> TEXTO DE ORIGEM
Nestas condições, a apreciação da prova vincula a um conceito de probabilidade lógica – de evidence and inference. Os elementos de prova são assumidos como premissas a partir das quais é possível extrair inferências; as inferências seguem modelos lógicos; as diversas situações podem ser analisadas de acordo com padrões lógicos que representam os aspectos típicos de cada caso; a conclusão acerca de um facto é logicamente provável, como uma função dos elementos lógicos, baseada nos meios de prova disponíveis[21].
      O juiz deve decidir segundo um critério de minimização do erro, i.e., segundo a ponderação de qual das decisões possíveis – a realidade ou a inveracidade de um facto – tem menor probabilidade de não ser a correcta.
      3.3.3.2.1. Reponderação da decisão relativa à matéria de facto da 1ª instância.
      Algumas das provas que permitem o julgamento da matéria de facto controvertida e a generalidade daquelas que são produzidas na audiência final estão sujeitas à livre apreciação do tribunal, no sentido já apontado. É o caso, por exemplo, da prova testemunhal (artº 396 do Código Civil). Essa apreciação baseia-se – já se notou – na prudente convicção do tribunal sobre a prova produzida, quer dizer, em regras de ciência e de raciocínio e em máximas de experiência (artº 655 nº 1 do CPC). Neste contexto, nada impede, por exemplo, que a convicção do juiz se funde no depoimento de uma única testemunha[22].
Constitui património comum dos operadores judiciários a extraordinária cautela com que deve ser manejada a prova testemunhal, dado o perigo da sua infidelidade, seja ela involuntária – v.g., por erro de percepção ou de retenção do facto – ou voluntária – por vício de parcialidade.

> DADOS EXTRAÍDOS
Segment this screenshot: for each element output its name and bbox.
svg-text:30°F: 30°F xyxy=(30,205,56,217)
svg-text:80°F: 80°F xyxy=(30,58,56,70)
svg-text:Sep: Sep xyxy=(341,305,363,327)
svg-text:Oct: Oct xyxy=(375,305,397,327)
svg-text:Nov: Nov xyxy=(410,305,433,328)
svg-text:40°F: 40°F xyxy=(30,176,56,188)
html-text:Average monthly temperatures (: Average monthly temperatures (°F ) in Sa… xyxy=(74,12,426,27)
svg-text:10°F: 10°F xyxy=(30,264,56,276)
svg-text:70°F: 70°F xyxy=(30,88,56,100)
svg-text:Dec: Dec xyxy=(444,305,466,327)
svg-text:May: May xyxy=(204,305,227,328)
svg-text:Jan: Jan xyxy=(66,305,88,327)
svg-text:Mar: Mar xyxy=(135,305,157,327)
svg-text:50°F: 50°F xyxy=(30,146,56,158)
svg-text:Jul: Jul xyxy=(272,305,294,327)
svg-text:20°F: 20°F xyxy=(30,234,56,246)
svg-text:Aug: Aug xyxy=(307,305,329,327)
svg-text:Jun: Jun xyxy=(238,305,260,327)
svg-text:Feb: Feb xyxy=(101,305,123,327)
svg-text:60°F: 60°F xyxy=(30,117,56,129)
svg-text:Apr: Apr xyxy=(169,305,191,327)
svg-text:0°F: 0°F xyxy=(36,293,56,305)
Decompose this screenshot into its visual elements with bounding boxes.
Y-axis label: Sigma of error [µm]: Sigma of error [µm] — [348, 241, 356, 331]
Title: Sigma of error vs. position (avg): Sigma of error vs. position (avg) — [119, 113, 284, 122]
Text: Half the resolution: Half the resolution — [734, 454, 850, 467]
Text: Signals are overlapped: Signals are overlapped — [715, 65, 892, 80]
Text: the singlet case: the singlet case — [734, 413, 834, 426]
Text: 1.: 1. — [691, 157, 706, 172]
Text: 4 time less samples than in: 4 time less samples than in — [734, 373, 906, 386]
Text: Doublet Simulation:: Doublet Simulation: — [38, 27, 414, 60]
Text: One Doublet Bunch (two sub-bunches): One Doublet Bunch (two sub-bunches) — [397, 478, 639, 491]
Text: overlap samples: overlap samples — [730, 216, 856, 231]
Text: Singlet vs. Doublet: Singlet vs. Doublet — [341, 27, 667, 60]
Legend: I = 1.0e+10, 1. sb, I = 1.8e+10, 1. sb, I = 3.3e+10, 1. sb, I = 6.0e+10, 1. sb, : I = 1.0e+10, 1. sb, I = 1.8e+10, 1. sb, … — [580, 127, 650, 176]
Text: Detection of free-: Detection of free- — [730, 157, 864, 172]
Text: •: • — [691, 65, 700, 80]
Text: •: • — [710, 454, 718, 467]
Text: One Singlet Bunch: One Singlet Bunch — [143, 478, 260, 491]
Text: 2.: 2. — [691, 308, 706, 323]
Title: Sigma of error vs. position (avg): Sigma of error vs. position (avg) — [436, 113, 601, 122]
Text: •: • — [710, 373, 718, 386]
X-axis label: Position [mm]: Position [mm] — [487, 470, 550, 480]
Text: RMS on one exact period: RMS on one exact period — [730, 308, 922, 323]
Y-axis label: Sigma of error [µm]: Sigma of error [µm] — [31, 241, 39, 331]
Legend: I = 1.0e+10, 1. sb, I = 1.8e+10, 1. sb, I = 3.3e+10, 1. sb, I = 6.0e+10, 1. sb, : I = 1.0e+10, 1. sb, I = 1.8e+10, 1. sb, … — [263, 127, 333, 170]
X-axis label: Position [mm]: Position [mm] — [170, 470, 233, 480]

> ENUNCIADO
Transcreva do texto sobre a apreciação da prova o trecho que vai de "Nestas condições, a" a "da 1ª instância.". Os dados não entram nesta tarefa.

> RESULTADO
Nestas condições, a apreciação da prova vincula a um conceito de probabilidade lógica – de evidence and inference. Os elementos de prova são assumidos como premissas a partir das quais é possível extrair inferências; as inferências seguem modelos lógicos; as diversas situações podem ser analisadas de acordo com padrões lógicos que representam os aspectos típicos de cada caso; a conclusão acerca de um facto é logicamente provável, como uma função dos elementos lógicos, baseada nos meios de prova disponíveis[21].
      O juiz deve decidir segundo um critério de minimização do erro, i.e., segundo a ponderação de qual das decisões possíveis – a realidade ou a inveracidade de um facto – tem menor probabilidade de não ser a correcta.
      3.3.3.2.1. Reponderação da decisão relativa à matéria de facto da 1ª instância.